Report how many lines of the listing below include the word "reliable". Give nothing but the number.

==============================

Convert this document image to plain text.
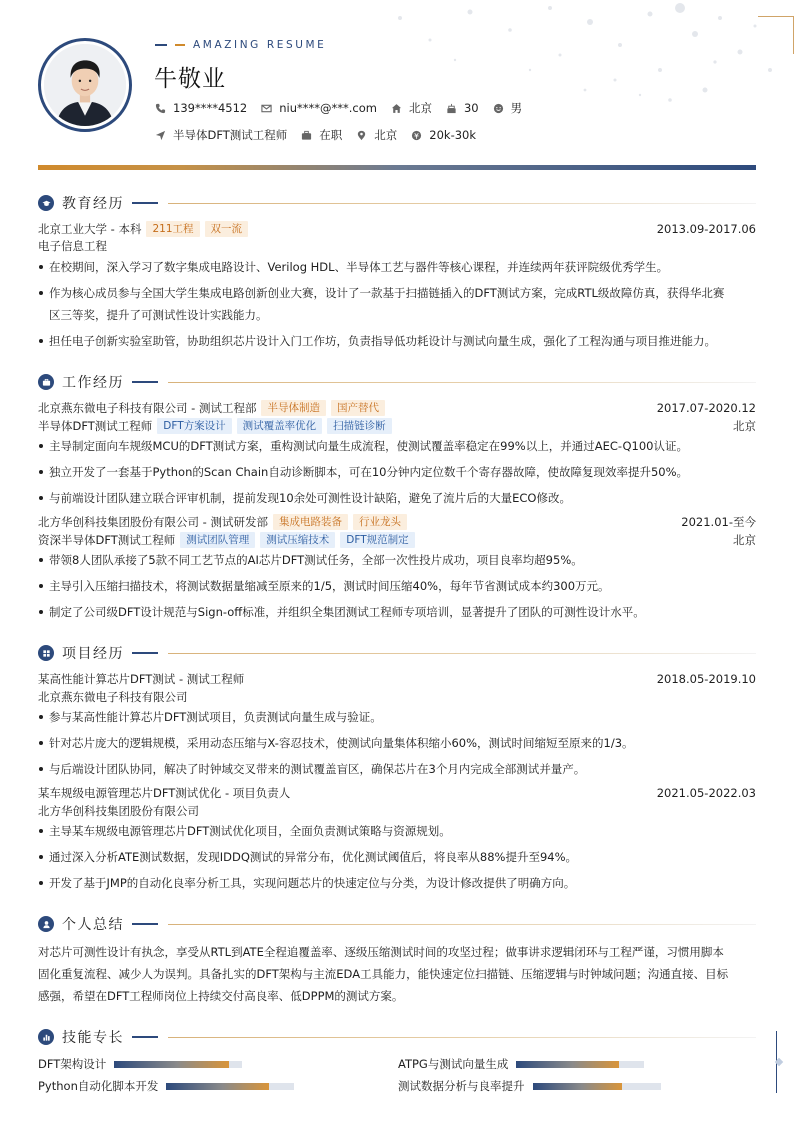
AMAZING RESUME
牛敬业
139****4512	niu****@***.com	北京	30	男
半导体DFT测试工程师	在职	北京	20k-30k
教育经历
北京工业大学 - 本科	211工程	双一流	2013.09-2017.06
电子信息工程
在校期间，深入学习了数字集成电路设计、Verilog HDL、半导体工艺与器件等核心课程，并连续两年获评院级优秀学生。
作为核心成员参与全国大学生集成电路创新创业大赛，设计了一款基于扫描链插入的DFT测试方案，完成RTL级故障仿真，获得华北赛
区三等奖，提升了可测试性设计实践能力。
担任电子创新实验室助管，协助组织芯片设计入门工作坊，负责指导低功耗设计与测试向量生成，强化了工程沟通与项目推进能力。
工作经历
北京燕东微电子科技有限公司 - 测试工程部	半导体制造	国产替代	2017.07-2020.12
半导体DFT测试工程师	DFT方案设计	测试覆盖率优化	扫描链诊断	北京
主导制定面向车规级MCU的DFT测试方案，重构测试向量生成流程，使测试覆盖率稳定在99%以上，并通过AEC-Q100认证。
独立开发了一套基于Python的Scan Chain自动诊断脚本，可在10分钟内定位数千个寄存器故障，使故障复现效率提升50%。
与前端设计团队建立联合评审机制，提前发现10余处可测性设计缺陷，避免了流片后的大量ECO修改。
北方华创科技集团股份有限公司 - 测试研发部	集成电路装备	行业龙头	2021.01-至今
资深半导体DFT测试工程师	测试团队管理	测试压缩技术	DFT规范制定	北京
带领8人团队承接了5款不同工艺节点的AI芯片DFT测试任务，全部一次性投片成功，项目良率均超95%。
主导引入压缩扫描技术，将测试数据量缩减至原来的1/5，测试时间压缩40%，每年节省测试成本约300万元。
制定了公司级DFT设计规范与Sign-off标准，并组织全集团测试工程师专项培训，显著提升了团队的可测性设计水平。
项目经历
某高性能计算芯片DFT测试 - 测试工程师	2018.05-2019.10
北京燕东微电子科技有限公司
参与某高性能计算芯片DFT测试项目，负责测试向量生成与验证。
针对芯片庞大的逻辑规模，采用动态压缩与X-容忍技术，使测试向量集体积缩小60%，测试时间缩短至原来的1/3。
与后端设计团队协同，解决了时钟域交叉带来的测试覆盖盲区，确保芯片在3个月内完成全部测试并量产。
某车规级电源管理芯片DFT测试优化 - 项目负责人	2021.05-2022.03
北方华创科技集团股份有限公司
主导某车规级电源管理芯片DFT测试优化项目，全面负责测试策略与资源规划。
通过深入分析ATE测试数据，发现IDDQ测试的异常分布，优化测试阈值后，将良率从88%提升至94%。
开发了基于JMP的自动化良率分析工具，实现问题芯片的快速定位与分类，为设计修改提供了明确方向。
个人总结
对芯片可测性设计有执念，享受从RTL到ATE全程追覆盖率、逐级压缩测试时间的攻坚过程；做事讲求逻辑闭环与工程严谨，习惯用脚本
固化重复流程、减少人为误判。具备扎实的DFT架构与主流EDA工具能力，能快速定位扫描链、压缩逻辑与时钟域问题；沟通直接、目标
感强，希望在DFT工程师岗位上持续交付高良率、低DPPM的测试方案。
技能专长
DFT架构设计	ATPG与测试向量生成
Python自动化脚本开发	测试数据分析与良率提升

==============================

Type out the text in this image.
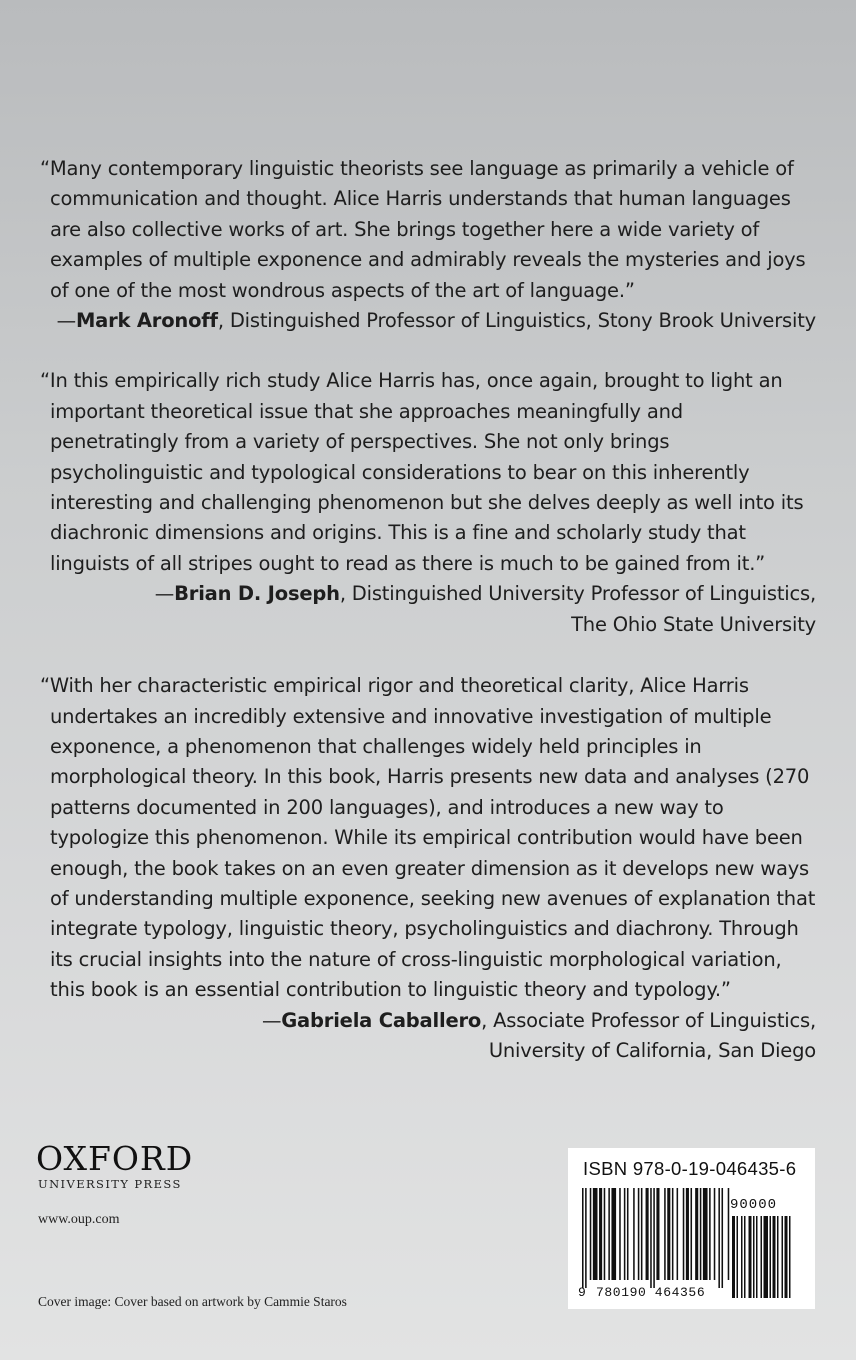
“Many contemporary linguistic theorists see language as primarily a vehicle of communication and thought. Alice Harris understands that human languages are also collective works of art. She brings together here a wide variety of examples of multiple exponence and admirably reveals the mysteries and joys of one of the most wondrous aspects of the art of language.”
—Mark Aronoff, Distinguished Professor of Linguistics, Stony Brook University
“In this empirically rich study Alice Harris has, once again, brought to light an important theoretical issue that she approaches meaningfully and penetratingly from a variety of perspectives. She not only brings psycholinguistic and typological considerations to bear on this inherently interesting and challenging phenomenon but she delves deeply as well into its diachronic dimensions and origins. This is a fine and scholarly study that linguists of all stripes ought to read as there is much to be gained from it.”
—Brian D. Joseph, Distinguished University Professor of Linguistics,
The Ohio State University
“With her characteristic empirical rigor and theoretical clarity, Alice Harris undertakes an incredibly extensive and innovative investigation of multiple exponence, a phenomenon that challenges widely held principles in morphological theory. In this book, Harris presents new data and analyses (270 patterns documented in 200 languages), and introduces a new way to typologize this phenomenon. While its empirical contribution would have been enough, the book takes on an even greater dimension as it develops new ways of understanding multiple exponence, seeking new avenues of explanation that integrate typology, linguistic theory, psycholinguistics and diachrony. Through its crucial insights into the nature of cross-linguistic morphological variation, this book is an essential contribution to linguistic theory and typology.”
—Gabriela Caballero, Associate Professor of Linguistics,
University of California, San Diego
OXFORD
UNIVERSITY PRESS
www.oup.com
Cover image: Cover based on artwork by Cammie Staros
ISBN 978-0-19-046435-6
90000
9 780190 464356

==============================

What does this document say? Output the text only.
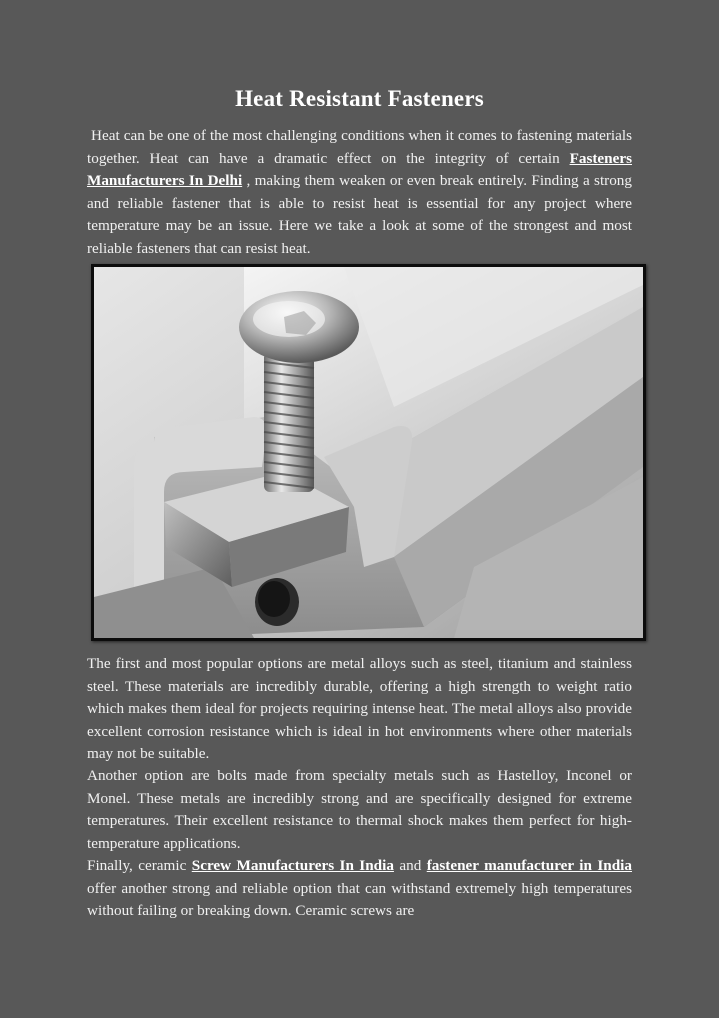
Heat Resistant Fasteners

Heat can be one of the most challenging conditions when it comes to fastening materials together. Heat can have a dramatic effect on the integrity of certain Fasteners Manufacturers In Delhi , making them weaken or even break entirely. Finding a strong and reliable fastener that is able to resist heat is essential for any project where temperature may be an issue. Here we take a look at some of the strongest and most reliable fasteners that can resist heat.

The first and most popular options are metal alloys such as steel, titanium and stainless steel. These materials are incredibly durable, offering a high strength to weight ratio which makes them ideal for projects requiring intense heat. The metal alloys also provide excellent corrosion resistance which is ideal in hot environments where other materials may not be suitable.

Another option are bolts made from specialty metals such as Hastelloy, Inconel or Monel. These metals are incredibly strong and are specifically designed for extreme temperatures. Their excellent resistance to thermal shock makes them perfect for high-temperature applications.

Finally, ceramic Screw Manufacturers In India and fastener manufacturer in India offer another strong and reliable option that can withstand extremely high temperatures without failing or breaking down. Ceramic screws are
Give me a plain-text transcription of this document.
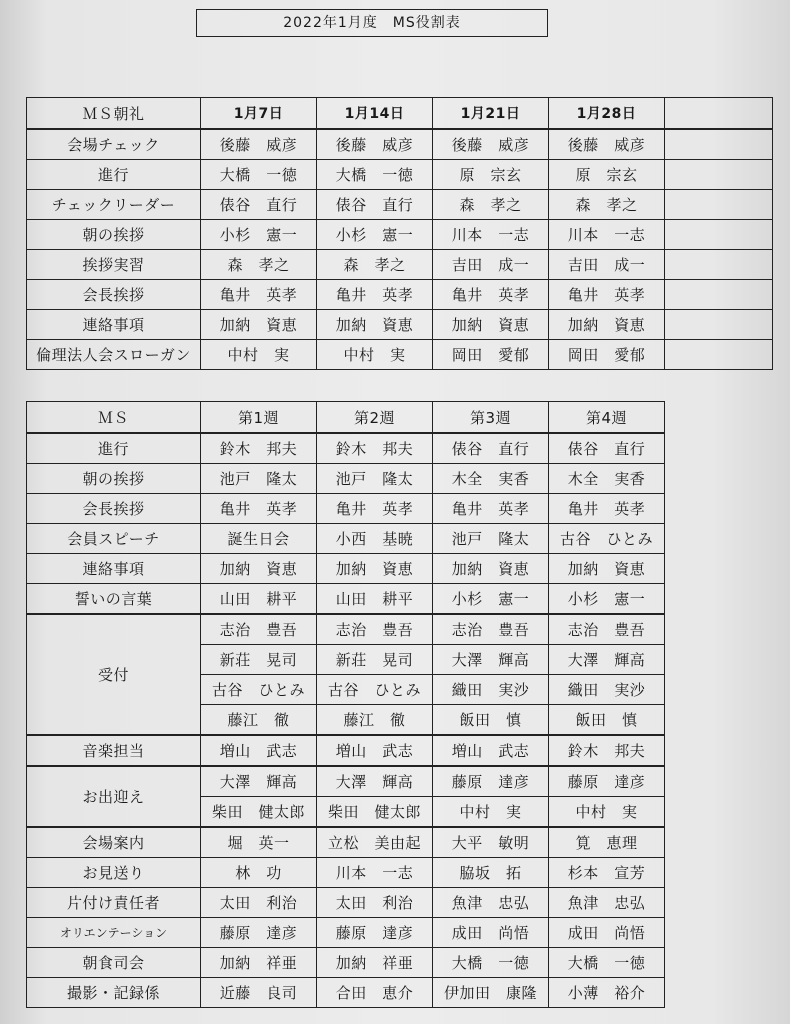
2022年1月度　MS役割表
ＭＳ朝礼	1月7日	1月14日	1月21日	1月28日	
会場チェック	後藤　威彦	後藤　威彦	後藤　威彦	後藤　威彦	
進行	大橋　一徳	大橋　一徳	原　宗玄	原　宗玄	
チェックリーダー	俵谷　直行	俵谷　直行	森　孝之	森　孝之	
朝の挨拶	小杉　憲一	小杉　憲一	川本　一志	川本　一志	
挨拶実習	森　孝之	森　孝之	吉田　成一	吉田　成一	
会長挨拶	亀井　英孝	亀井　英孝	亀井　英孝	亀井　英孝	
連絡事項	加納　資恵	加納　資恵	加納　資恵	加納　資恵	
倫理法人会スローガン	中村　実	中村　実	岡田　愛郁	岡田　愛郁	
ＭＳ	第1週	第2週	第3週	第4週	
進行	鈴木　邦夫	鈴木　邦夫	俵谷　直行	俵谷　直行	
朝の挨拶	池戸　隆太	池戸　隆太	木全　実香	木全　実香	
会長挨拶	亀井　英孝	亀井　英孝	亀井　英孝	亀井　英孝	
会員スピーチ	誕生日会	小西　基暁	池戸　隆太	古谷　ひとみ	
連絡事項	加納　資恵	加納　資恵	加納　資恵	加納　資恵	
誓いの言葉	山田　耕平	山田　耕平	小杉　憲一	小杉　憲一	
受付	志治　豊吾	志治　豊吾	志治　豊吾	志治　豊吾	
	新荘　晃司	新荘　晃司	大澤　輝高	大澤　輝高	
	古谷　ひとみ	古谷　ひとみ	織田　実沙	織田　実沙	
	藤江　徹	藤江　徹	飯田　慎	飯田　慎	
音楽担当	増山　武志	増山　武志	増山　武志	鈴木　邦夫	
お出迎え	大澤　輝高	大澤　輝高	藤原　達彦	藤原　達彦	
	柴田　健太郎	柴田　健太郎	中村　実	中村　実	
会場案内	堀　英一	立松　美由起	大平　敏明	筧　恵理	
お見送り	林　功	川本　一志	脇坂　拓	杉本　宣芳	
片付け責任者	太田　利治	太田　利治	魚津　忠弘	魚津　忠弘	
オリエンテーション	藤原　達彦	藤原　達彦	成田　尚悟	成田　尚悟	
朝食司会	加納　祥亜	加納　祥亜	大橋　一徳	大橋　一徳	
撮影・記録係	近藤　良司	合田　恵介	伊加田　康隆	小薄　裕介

==============================

REPLY TO THE TASK
2